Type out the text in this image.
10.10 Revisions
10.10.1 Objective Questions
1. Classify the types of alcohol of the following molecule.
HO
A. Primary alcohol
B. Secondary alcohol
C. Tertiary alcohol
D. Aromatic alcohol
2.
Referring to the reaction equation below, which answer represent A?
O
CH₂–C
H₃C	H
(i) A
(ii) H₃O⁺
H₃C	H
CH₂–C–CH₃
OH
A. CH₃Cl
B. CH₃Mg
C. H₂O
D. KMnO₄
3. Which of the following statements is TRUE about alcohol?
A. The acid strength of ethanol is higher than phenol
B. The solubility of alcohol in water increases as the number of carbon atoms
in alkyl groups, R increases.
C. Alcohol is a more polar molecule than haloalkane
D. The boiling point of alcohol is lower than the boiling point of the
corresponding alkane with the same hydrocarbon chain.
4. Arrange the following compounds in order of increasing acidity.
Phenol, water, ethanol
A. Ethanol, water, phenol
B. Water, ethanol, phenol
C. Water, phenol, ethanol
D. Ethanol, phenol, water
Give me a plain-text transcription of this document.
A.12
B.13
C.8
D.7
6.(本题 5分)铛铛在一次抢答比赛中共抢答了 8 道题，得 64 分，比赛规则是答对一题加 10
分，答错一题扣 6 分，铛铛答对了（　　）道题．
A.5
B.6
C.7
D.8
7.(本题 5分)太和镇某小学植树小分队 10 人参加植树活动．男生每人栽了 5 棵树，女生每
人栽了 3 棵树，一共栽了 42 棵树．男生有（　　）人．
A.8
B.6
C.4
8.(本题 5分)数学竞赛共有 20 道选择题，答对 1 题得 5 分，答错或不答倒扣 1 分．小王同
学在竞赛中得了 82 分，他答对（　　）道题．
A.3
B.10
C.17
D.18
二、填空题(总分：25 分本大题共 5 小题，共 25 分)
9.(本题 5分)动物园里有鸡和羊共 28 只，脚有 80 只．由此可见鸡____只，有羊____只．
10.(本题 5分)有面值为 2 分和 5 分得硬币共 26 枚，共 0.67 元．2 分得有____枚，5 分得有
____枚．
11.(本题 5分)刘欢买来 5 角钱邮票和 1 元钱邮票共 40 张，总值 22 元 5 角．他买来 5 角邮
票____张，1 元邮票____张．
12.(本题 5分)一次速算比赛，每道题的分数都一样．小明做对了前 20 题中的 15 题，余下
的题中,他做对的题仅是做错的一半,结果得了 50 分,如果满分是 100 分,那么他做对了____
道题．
----
(REQUIRED WORK)
Your reply is one number: how many lines of the records above contain the word "this".

(FINAL RESULT)
2